___ Entries provided ___

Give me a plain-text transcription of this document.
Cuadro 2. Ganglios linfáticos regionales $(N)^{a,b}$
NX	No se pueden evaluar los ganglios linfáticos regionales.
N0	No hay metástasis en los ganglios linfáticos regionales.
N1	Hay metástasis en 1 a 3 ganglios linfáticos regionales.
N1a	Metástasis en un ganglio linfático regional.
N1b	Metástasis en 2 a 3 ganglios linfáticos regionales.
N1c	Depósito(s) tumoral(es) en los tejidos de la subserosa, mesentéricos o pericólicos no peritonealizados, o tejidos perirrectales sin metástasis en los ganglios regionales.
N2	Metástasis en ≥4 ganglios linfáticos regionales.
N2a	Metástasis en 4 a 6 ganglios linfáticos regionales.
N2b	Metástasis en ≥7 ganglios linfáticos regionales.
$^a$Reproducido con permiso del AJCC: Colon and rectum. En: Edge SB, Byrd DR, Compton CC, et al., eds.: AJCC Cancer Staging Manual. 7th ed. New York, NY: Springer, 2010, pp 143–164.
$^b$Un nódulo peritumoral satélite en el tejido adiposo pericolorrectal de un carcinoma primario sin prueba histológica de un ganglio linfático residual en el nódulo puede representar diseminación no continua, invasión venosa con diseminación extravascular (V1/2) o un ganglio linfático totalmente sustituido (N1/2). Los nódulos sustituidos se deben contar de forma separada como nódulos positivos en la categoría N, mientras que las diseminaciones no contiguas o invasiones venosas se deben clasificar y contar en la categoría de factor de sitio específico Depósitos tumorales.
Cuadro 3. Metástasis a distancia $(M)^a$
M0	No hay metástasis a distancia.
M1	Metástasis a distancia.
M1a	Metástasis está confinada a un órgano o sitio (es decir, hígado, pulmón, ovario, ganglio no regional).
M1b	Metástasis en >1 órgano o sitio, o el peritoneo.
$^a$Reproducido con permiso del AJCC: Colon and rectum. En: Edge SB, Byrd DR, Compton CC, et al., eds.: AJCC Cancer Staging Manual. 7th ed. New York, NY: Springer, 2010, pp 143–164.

___

Requirement » Check the lines above and copy each one that includes "Cuadro".

Solution »
Cuadro 2. Ganglios linfáticos regionales $(N)^{a,b}$
Cuadro 3. Metástasis a distancia $(M)^a$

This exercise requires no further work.